## DIRECTIONS
Render the entries as a two-column CSV with the headers input and output, one row per entry, putting each entry's text under input and its answer under output, each in a single quoted field with line breaks changed to spaces. Begin at the line that has "Patent image size: (842, 1414)." and stop after the line that has "The frame 116 is at (565, 377).".

## PROVIDED RECORDS

◆ ◆ ◆ ◆ ◆ ◆ ◆

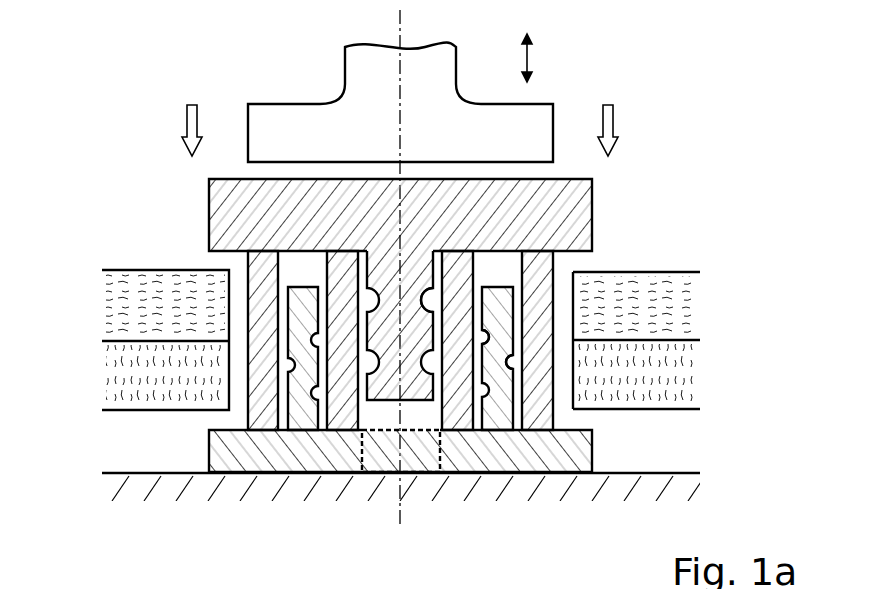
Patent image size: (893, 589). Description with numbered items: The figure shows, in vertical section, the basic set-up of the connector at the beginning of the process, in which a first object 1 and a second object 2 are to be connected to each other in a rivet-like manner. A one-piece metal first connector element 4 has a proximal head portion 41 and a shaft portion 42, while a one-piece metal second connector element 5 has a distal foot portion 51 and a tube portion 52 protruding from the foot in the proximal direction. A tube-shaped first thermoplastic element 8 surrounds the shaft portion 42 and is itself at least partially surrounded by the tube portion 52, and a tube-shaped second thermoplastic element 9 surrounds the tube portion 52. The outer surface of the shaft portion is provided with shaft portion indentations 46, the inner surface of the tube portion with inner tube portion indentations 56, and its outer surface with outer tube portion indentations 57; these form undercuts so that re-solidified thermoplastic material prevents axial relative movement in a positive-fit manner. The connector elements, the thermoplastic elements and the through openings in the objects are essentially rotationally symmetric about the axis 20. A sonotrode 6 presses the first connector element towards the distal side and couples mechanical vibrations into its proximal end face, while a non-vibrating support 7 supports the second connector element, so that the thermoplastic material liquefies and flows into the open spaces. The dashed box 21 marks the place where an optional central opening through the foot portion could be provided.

◆ ◆ ◆ ◆ ◆ ◆ ◆

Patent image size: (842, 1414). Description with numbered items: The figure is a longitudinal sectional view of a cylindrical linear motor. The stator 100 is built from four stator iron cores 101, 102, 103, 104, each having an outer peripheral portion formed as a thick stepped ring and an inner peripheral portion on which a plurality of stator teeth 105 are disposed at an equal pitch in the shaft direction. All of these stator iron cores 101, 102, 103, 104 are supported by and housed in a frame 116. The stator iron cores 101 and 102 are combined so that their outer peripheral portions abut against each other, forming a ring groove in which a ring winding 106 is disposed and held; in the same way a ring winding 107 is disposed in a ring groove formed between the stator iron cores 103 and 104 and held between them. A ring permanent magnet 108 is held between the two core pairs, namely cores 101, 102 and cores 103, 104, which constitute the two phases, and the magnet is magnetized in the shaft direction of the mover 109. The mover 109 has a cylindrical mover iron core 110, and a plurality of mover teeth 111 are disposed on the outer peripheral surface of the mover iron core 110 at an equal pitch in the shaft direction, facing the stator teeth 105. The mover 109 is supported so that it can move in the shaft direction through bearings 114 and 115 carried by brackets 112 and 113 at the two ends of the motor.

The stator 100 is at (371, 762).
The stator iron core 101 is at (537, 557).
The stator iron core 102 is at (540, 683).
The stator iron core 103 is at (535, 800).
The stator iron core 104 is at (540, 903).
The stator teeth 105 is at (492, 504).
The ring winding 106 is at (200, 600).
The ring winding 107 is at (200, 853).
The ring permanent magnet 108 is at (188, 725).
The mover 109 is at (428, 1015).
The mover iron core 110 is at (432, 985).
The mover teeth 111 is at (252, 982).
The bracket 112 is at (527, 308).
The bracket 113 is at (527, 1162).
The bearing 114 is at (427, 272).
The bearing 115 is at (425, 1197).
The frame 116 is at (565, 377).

◆ ◆ ◆ ◆ ◆ ◆ ◆

## COMPLETE RESPONSE
input,output
"Patent image size: (842, 1414). Description with numbered items: The figure is a longitudinal sectional view of a cylindrical linear motor. The stator 100 is built from four stator iron cores 101, 102, 103, 104, each having an outer peripheral portion formed as a thick stepped ring and an inner peripheral portion on which a plurality of stator teeth 105 are disposed at an equal pitch in the shaft direction. All of these stator iron cores 101, 102, 103, 104 are supported by and housed in a frame 116. The stator iron cores 101 and 102 are combined so that their outer peripheral portions abut against each other, forming a ring groove in which a ring winding 106 is disposed and held; in the same way a ring winding 107 is disposed in a ring groove formed between the stator iron cores 103 and 104 and held between them. A ring permanent magnet 108 is held between the two core pairs, namely cores 101, 102 and cores 103, 104, which constitute the two phases, and the magnet is magnetized in the shaft direction of the mover 109. The mover 109 has a cylindrical mover iron core 110, and a plurality of mover teeth 111 are disposed on the outer peripheral surface of the mover iron core 110 at an equal pitch in the shaft direction, facing the stator teeth 105. The mover 109 is supported so that it can move in the shaft direction through bearings 114 and 115 carried by brackets 112 and 113 at the two ends of the motor.","The stator 100 is at (371, 762). The stator iron core 101 is at (537, 557). The stator iron core 102 is at (540, 683). The stator iron core 103 is at (535, 800). The stator iron core 104 is at (540, 903). The stator teeth 105 is at (492, 504). The ring winding 106 is at (200, 600). The ring winding 107 is at (200, 853). The ring permanent magnet 108 is at (188, 725). The mover 109 is at (428, 1015). The mover iron core 110 is at (432, 985). The mover teeth 111 is at (252, 982). The bracket 112 is at (527, 308). The bracket 113 is at (527, 1162). The bearing 114 is at (427, 272). The bearing 115 is at (425, 1197). The frame 116 is at (565, 377)."